Data lines
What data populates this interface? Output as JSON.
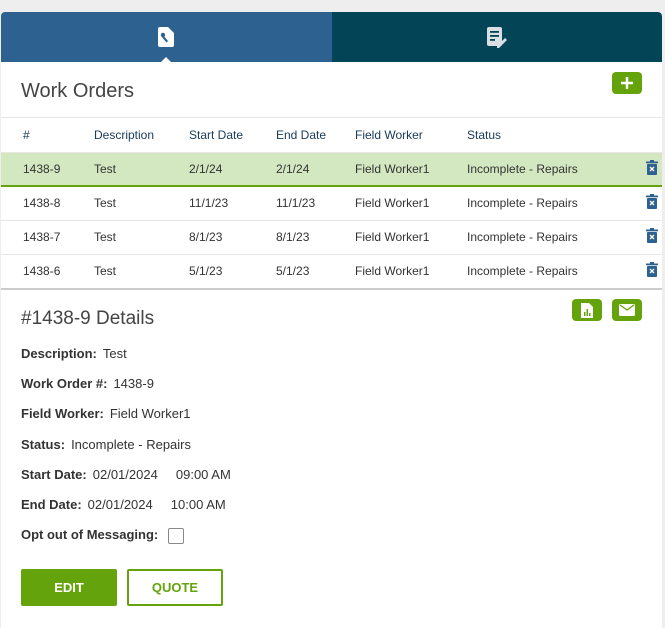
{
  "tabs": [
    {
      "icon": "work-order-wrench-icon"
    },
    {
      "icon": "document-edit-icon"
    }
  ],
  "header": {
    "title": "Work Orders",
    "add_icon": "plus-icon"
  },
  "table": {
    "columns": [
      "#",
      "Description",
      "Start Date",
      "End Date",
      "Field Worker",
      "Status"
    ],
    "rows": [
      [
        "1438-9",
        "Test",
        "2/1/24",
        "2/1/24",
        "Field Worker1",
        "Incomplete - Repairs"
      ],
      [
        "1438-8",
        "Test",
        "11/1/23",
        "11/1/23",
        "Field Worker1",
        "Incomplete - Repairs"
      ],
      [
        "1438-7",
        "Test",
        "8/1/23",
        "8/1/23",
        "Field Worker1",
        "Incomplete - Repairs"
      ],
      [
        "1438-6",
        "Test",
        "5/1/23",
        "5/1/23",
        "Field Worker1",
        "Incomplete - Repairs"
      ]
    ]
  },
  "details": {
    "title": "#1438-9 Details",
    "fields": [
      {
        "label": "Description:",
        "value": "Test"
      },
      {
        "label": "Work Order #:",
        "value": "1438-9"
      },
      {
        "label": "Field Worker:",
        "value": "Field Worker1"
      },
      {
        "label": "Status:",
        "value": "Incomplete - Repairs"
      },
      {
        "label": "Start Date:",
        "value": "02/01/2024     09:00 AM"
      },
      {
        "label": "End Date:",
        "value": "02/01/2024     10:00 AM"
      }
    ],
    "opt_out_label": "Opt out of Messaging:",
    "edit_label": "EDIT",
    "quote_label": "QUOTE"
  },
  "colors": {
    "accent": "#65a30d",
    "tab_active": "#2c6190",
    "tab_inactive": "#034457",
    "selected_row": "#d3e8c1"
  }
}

...

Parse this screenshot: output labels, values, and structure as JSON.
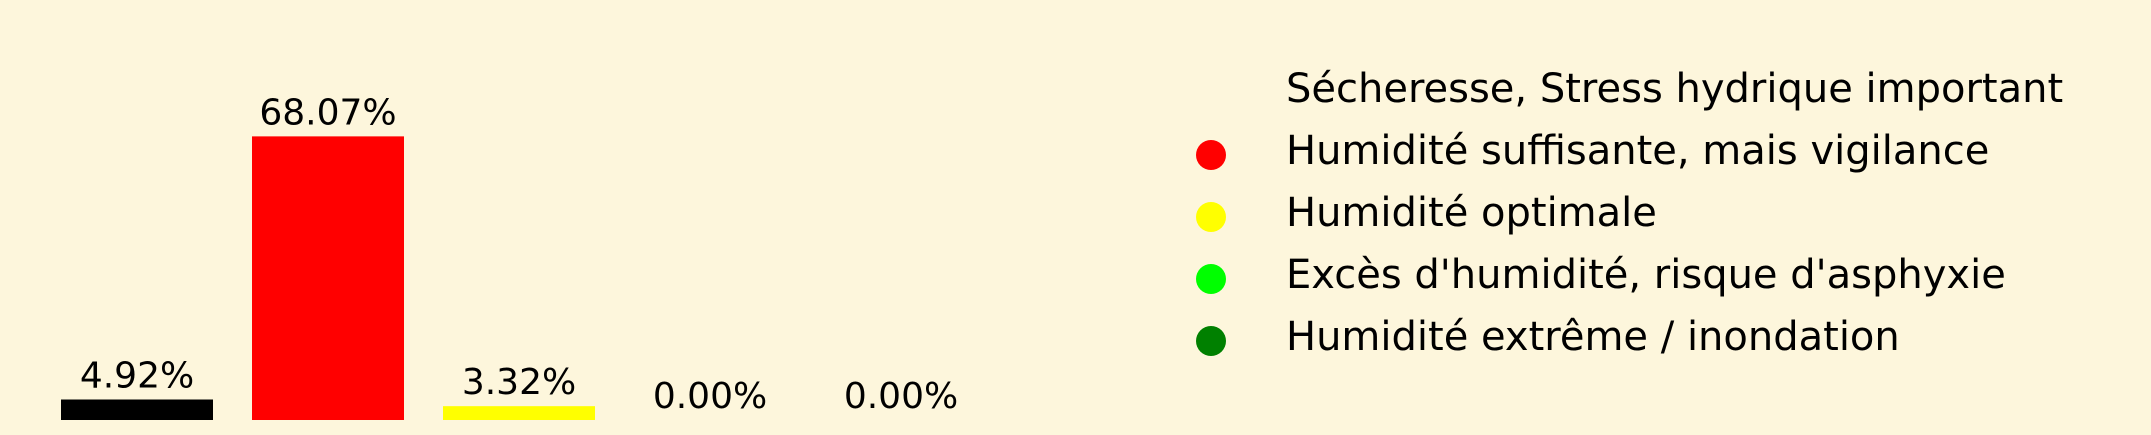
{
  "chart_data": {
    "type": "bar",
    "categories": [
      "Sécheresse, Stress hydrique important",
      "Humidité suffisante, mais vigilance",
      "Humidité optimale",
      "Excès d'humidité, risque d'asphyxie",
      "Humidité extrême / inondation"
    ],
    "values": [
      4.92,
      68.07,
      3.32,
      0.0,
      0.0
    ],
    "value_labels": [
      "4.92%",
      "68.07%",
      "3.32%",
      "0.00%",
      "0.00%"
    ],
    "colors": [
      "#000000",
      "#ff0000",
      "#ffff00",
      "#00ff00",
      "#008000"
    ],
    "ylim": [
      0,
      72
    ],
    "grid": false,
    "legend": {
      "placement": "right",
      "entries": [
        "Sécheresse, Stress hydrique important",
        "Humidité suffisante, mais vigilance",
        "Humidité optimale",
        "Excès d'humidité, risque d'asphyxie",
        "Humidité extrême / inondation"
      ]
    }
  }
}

Exercise objective
Which lines contain the word "suffisante"? Copy each of them.

Expected output
      "Humidité suffisante, mais vigilance",
        "Humidité suffisante, mais vigilance",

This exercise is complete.